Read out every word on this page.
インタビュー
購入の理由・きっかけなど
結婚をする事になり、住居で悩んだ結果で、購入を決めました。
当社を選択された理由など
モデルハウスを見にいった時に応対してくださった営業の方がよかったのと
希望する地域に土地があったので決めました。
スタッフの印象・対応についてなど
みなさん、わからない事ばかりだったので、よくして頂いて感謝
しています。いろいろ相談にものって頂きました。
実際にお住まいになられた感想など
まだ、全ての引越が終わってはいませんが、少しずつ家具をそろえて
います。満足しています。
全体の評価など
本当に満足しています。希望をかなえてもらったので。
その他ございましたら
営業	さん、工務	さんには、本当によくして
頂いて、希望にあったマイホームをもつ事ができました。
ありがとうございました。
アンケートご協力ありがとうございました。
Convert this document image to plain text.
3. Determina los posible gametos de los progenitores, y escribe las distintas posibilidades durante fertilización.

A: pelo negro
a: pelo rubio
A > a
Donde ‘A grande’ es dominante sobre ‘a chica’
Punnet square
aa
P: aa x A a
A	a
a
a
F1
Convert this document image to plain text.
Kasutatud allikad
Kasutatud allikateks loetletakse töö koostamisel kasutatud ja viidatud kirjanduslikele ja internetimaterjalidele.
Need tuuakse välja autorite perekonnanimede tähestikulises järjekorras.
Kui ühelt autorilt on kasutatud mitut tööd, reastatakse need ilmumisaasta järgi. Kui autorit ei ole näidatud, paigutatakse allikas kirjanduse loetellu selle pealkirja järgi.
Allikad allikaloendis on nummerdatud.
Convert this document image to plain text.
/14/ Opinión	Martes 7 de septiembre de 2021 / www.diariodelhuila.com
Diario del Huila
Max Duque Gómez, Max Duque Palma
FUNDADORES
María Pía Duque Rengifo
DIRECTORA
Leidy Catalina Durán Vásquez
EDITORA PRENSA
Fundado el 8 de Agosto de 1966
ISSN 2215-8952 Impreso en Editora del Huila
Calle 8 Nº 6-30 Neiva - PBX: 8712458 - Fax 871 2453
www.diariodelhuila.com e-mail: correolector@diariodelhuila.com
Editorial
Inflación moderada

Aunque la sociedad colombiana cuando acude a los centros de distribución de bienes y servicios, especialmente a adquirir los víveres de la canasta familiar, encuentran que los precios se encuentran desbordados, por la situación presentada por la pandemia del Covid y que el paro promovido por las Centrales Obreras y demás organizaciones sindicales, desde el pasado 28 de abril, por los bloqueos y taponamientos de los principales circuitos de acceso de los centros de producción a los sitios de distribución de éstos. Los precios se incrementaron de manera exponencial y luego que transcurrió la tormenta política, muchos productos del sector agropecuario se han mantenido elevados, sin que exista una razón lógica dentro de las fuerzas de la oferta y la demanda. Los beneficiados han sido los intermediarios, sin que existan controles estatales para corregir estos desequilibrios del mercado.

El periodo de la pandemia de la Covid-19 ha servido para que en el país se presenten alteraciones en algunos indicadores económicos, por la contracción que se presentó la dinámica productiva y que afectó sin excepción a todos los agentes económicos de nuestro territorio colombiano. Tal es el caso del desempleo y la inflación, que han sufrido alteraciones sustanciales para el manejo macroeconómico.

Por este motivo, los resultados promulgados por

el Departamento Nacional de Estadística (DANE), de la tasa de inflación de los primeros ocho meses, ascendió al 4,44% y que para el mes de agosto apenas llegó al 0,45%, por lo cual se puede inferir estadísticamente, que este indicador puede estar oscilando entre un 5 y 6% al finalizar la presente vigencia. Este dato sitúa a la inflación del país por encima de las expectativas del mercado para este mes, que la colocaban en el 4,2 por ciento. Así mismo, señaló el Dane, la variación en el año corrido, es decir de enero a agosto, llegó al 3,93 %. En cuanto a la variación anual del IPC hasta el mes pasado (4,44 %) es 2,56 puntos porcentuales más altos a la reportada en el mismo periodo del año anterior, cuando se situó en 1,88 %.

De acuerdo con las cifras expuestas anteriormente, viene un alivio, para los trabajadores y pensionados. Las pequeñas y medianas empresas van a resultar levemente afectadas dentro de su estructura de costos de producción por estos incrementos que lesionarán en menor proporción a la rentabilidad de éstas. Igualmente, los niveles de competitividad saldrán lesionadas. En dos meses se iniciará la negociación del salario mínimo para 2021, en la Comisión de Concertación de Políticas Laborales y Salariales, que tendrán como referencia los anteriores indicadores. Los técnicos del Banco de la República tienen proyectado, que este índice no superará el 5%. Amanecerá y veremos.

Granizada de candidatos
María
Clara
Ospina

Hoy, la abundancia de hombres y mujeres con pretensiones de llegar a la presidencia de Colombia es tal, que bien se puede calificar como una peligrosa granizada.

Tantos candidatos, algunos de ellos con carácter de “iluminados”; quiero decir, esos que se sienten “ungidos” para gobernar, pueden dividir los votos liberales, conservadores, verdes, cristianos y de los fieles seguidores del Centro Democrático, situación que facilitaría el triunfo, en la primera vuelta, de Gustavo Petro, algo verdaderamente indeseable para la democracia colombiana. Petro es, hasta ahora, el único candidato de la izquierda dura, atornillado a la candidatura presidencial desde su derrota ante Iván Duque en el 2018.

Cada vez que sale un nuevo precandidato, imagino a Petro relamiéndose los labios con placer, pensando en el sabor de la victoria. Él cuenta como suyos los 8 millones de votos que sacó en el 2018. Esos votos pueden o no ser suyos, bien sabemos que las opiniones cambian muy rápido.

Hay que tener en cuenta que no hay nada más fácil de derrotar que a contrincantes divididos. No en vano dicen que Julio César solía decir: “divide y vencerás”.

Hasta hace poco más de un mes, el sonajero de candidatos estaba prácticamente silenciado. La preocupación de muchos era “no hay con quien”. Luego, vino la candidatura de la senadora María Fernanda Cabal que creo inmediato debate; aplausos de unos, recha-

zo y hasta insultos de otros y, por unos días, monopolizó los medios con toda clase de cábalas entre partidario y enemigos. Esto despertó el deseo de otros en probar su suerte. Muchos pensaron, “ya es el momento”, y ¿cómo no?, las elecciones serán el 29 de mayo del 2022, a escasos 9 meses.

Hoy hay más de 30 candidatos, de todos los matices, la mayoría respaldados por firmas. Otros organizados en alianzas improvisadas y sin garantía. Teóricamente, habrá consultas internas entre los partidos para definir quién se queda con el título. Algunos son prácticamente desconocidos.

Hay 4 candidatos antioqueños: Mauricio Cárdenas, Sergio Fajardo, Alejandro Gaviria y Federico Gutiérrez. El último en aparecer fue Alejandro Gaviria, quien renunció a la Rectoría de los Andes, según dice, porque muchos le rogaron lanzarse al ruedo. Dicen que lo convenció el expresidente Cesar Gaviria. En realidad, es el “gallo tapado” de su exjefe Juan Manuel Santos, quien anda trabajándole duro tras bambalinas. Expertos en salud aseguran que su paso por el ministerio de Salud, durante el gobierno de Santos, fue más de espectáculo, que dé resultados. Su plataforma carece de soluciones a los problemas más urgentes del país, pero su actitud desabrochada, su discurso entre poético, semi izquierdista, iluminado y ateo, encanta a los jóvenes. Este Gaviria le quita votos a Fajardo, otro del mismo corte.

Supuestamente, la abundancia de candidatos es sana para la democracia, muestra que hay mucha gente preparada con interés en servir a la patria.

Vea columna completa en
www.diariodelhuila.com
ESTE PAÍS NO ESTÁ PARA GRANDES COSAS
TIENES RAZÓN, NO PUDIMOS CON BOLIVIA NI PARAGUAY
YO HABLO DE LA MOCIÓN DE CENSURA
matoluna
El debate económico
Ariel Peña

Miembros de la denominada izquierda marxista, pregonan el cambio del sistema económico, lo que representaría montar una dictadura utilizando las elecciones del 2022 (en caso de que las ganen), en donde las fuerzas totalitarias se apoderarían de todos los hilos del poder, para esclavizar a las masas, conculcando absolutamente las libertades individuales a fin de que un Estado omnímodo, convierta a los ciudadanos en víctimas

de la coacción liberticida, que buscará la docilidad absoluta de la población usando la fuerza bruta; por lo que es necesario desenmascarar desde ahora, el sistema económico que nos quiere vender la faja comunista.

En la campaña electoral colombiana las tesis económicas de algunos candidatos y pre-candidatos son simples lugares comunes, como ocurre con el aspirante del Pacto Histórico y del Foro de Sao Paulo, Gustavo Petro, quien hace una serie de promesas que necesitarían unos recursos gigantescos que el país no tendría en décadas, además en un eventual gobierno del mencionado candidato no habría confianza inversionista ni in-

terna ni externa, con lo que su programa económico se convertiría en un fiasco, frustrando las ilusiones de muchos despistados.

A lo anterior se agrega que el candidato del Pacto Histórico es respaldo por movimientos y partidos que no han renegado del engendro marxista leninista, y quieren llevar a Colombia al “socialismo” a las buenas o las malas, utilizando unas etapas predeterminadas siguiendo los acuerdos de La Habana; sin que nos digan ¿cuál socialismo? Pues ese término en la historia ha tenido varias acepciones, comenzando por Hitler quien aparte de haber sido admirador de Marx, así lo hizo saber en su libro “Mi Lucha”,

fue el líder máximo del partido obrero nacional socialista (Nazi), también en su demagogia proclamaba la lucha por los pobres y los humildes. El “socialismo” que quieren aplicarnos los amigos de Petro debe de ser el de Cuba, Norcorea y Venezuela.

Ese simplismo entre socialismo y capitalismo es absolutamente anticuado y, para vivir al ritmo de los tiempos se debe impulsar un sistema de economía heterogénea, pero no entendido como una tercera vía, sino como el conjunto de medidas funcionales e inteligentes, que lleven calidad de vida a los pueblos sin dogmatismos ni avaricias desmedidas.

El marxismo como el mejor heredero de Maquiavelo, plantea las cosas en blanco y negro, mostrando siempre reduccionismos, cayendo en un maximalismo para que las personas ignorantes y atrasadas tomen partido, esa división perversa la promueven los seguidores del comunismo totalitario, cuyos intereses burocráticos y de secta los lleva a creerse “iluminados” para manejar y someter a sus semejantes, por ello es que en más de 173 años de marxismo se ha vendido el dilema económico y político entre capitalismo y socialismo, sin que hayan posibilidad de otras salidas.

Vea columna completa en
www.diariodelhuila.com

**EXERCISE AIM:** Select and copy every line of the material that holds the string "fuerzas".

**OUTPUT:**
Aunque la sociedad colombiana cuando acude a los centros de distribución de bienes y servicios, especialmente a adquirir los víveres de la canasta familiar, encuentran que los precios se encuentran desbordados, por la situación presentada por la pandemia del Covid y que el paro promovido por las Centrales Obreras y demás organizaciones sindicales, desde el pasado 28 de abril, por los bloqueos y taponamientos de los principales circuitos de acceso de los centros de producción a los sitios de distribución de éstos. Los precios se incrementaron de manera exponencial y luego que transcurrió la tormenta política, muchos productos del sector agropecuario se han mantenido elevados, sin que exista una razón lógica dentro de las fuerzas de la oferta y la demanda. Los beneficiados han sido los intermediarios, sin que existan controles estatales para corregir estos desequilibrios del mercado.
Miembros de la denominada izquierda marxista, pregonan el cambio del sistema económico, lo que representaría montar una dictadura utilizando las elecciones del 2022 (en caso de que las ganen), en donde las fuerzas totalitarias se apoderarían de todos los hilos del poder, para esclavizar a las masas, conculcando absolutamente las libertades individuales a fin de que un Estado omnímodo, convierta a los ciudadanos en víctimas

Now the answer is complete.